STATED GOAL: Reproduce each of the rows below word for word, keeping every character unchanged.

GIVEN ENTRIES:
/---
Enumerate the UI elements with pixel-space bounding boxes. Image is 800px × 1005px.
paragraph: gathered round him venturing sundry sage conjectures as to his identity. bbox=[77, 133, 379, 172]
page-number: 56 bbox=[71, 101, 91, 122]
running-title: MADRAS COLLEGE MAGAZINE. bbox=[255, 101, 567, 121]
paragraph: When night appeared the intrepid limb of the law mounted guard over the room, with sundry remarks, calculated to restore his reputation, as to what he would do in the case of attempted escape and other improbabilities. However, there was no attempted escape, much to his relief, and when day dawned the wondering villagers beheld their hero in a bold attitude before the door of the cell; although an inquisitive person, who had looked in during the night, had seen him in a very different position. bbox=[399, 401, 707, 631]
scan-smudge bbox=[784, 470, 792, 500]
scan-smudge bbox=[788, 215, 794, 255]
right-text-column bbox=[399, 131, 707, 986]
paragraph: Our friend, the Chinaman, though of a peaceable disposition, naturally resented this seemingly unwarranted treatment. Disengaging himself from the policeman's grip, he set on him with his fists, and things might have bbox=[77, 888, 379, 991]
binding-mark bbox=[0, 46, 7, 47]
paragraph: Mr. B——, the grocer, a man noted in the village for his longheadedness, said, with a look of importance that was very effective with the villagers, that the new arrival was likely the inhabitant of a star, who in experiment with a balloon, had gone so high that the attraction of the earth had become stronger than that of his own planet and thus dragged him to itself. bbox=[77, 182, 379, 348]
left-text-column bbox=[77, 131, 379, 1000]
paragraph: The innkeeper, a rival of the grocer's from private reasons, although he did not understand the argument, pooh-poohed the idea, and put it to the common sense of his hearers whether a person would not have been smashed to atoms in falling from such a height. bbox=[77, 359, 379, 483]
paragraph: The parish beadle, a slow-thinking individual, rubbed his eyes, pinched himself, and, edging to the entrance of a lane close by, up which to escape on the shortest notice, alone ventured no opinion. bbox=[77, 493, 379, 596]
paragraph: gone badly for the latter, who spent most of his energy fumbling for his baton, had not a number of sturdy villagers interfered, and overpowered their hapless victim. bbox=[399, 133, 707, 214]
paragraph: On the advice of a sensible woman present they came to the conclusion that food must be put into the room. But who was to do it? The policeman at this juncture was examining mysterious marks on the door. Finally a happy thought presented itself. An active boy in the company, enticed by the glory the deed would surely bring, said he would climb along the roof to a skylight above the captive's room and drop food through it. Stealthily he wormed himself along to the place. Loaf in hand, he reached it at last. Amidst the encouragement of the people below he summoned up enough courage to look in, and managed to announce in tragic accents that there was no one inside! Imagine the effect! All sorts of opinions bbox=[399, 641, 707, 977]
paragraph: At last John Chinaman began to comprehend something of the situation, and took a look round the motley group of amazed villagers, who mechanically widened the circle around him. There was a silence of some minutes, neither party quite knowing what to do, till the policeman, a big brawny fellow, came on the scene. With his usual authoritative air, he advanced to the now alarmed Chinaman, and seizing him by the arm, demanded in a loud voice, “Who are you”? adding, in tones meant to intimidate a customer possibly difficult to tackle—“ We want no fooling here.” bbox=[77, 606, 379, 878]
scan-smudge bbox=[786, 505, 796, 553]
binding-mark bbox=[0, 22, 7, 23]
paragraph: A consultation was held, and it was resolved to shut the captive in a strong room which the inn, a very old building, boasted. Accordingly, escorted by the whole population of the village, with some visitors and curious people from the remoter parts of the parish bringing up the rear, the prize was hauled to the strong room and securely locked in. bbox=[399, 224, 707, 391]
\---
TASK RESPONSE:
Enumerate the UI elements with pixel-space bounding boxes. Image is 800px × 1005px.
paragraph: gathered round him venturing sundry sage conjectures as to his identity. bbox=[77, 133, 379, 172]
page-number: 56 bbox=[71, 101, 91, 122]
running-title: MADRAS COLLEGE MAGAZINE. bbox=[255, 101, 567, 121]
paragraph: When night appeared the intrepid limb of the law mounted guard over the room, with sundry remarks, calculated to restore his reputation, as to what he would do in the case of attempted escape and other improbabilities. However, there was no attempted escape, much to his relief, and when day dawned the wondering villagers beheld their hero in a bold attitude before the door of the cell; although an inquisitive person, who had looked in during the night, had seen him in a very different position. bbox=[399, 401, 707, 631]
scan-smudge bbox=[784, 470, 792, 500]
scan-smudge bbox=[788, 215, 794, 255]
right-text-column bbox=[399, 131, 707, 986]
paragraph: Our friend, the Chinaman, though of a peaceable disposition, naturally resented this seemingly unwarranted treatment. Disengaging himself from the policeman's grip, he set on him with his fists, and things might have bbox=[77, 888, 379, 991]
binding-mark bbox=[0, 46, 7, 47]
paragraph: Mr. B——, the grocer, a man noted in the village for his longheadedness, said, with a look of importance that was very effective with the villagers, that the new arrival was likely the inhabitant of a star, who in experiment with a balloon, had gone so high that the attraction of the earth had become stronger than that of his own planet and thus dragged him to itself. bbox=[77, 182, 379, 348]
left-text-column bbox=[77, 131, 379, 1000]
paragraph: The innkeeper, a rival of the grocer's from private reasons, although he did not understand the argument, pooh-poohed the idea, and put it to the common sense of his hearers whether a person would not have been smashed to atoms in falling from such a height. bbox=[77, 359, 379, 483]
paragraph: The parish beadle, a slow-thinking individual, rubbed his eyes, pinched himself, and, edging to the entrance of a lane close by, up which to escape on the shortest notice, alone ventured no opinion. bbox=[77, 493, 379, 596]
paragraph: gone badly for the latter, who spent most of his energy fumbling for his baton, had not a number of sturdy villagers interfered, and overpowered their hapless victim. bbox=[399, 133, 707, 214]
paragraph: On the advice of a sensible woman present they came to the conclusion that food must be put into the room. But who was to do it? The policeman at this juncture was examining mysterious marks on the door. Finally a happy thought presented itself. An active boy in the company, enticed by the glory the deed would surely bring, said he would climb along the roof to a skylight above the captive's room and drop food through it. Stealthily he wormed himself along to the place. Loaf in hand, he reached it at last. Amidst the encouragement of the people below he summoned up enough courage to look in, and managed to announce in tragic accents that there was no one inside! Imagine the effect! All sorts of opinions bbox=[399, 641, 707, 977]
paragraph: At last John Chinaman began to comprehend something of the situation, and took a look round the motley group of amazed villagers, who mechanically widened the circle around him. There was a silence of some minutes, neither party quite knowing what to do, till the policeman, a big brawny fellow, came on the scene. With his usual authoritative air, he advanced to the now alarmed Chinaman, and seizing him by the arm, demanded in a loud voice, “Who are you”? adding, in tones meant to intimidate a customer possibly difficult to tackle—“ We want no fooling here.” bbox=[77, 606, 379, 878]
scan-smudge bbox=[786, 505, 796, 553]
binding-mark bbox=[0, 22, 7, 23]
paragraph: A consultation was held, and it was resolved to shut the captive in a strong room which the inn, a very old building, boasted. Accordingly, escorted by the whole population of the village, with some visitors and curious people from the remoter parts of the parish bringing up the rear, the prize was hauled to the strong room and securely locked in. bbox=[399, 224, 707, 391]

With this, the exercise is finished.